## Written problem
Among the records below, find each line that includes the string "screenshot" and copy it.

════════════════════

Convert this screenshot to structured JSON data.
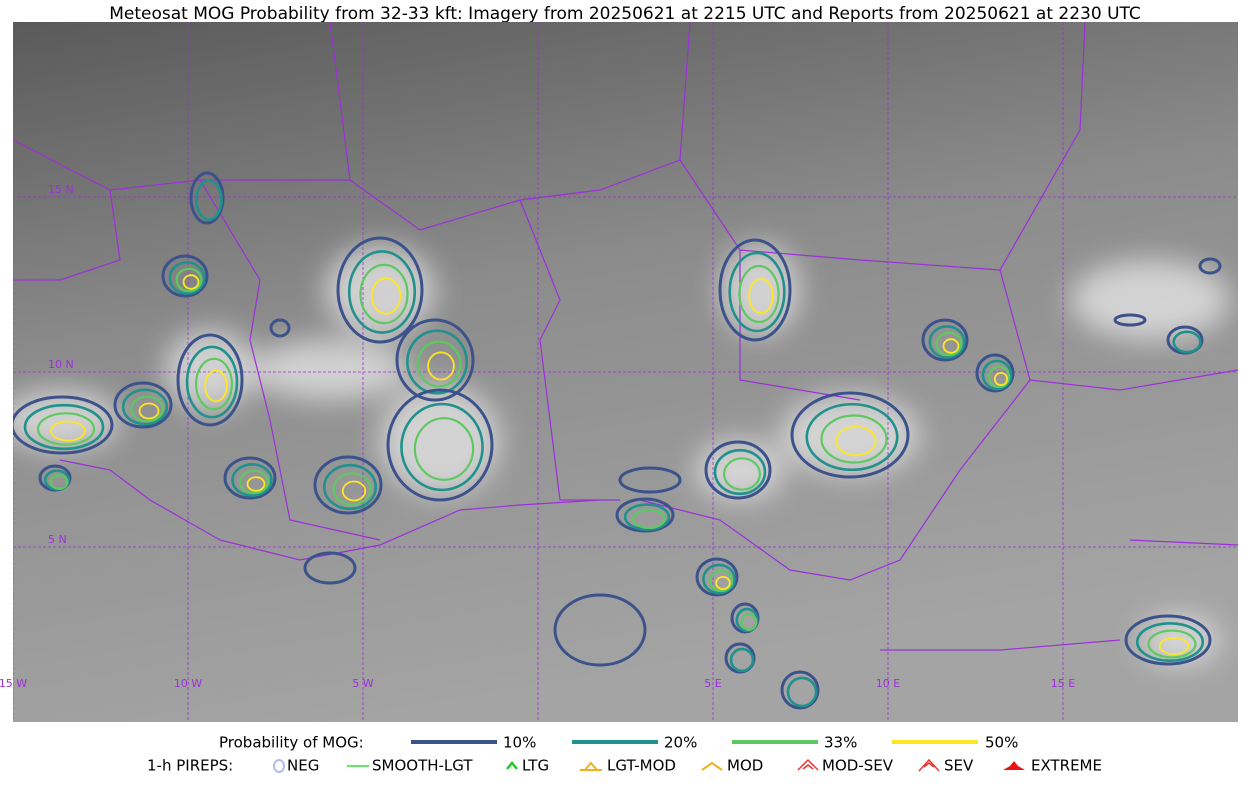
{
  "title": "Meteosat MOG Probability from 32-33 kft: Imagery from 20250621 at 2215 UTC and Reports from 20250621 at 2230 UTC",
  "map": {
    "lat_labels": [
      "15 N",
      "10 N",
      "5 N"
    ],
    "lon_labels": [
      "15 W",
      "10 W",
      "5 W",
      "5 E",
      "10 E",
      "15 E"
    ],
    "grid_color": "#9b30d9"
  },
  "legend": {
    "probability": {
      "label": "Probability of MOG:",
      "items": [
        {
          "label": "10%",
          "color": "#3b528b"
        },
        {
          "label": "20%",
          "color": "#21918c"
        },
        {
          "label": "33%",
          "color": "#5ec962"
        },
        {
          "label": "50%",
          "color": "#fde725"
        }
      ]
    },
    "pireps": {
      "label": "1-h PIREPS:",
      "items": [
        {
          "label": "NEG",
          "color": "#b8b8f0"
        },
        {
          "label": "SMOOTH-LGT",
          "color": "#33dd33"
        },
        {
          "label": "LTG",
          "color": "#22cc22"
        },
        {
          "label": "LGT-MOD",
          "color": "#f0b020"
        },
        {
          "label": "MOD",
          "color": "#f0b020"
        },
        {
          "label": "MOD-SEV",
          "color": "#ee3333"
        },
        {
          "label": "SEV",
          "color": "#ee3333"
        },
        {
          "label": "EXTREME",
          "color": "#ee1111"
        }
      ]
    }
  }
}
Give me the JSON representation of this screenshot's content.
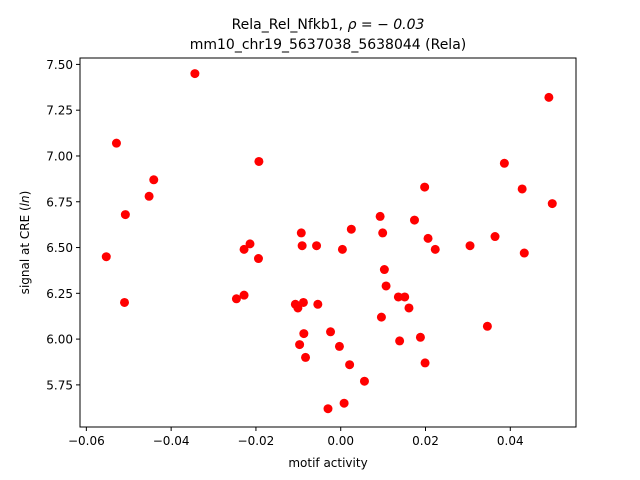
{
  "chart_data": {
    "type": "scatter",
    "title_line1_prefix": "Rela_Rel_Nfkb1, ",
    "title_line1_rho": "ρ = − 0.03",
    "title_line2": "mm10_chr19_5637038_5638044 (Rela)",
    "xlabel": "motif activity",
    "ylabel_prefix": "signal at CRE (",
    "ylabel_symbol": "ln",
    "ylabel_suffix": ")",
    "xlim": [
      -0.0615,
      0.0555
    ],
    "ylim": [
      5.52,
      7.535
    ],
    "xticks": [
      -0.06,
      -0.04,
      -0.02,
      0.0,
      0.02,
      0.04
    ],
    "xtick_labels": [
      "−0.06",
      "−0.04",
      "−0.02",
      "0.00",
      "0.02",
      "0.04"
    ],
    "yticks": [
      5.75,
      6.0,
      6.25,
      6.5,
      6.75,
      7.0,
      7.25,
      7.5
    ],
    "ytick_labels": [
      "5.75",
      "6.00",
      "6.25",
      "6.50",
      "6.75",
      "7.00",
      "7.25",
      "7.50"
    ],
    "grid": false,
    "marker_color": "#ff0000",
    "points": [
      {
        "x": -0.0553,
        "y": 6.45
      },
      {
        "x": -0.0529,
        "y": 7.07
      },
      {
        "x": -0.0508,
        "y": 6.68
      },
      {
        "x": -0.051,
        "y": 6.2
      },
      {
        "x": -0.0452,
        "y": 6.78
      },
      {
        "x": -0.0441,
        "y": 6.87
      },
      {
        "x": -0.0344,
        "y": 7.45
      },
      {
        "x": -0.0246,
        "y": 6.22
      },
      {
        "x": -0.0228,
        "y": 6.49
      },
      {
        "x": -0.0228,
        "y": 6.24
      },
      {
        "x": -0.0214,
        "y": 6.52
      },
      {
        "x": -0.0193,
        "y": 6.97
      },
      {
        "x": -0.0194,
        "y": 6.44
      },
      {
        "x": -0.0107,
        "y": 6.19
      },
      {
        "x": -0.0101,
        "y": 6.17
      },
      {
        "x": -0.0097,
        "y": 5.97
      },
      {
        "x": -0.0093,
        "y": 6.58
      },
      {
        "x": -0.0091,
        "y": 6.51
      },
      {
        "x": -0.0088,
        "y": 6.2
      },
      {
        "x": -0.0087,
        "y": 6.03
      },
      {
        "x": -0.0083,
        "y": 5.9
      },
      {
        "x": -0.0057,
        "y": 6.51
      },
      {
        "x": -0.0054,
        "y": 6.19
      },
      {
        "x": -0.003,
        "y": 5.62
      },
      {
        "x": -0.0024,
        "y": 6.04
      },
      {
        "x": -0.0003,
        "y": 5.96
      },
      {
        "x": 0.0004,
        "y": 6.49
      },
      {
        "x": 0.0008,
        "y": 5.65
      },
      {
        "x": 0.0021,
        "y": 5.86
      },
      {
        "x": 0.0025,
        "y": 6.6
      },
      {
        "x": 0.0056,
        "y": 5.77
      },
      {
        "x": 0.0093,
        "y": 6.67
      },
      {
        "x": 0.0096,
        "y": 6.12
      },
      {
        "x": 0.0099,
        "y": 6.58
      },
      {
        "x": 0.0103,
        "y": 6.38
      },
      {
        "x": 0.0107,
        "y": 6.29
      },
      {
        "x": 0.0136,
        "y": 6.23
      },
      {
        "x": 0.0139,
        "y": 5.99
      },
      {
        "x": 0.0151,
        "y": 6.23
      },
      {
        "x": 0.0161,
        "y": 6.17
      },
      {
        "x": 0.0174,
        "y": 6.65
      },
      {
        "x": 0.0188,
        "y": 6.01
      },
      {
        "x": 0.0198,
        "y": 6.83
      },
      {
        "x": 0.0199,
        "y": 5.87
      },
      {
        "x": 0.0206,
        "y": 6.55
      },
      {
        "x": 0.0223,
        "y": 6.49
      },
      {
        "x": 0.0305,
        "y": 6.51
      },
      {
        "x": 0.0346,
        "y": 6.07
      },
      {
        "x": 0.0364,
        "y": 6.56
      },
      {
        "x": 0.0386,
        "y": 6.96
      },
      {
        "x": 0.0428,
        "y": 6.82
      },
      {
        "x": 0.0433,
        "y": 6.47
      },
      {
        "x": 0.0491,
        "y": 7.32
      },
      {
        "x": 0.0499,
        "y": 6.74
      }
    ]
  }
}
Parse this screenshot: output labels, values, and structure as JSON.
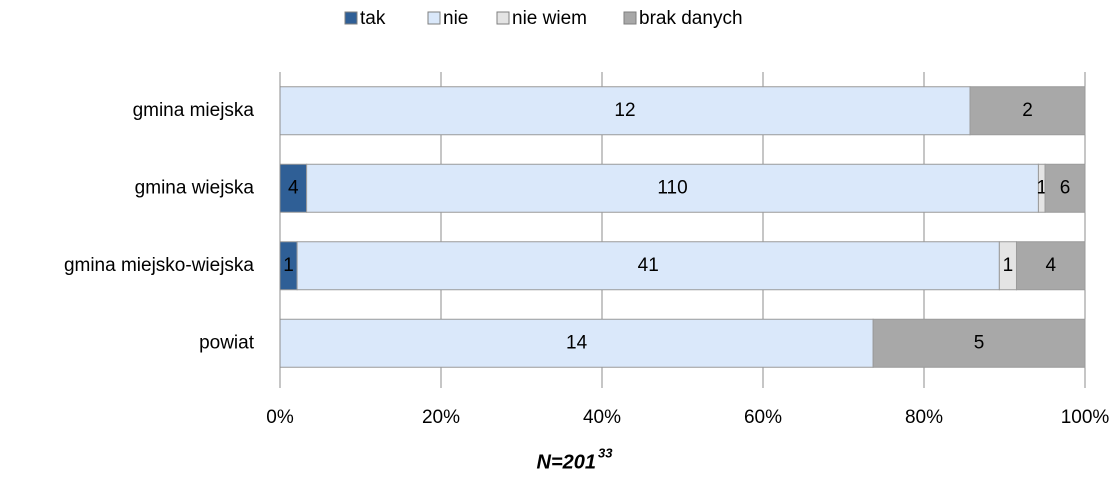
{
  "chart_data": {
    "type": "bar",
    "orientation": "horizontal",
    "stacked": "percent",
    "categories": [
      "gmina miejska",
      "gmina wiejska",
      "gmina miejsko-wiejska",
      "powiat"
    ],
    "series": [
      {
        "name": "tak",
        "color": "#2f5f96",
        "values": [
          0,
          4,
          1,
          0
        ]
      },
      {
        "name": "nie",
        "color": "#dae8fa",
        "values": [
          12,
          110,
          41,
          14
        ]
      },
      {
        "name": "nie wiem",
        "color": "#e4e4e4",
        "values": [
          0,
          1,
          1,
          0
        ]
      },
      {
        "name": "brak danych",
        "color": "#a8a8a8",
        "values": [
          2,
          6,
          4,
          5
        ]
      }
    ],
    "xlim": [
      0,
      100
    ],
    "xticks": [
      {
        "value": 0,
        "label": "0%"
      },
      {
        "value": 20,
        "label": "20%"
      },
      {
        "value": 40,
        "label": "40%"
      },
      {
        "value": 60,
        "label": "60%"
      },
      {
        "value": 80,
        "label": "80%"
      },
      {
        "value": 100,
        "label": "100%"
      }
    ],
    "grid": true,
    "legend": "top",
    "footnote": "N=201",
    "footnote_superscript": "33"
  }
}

════════════════════

## The output
Convert this screenshot to structured JSON data.
Give me the JSON representation of this screenshot's content.
Parse this screenshot: output labels, values, and structure as JSON.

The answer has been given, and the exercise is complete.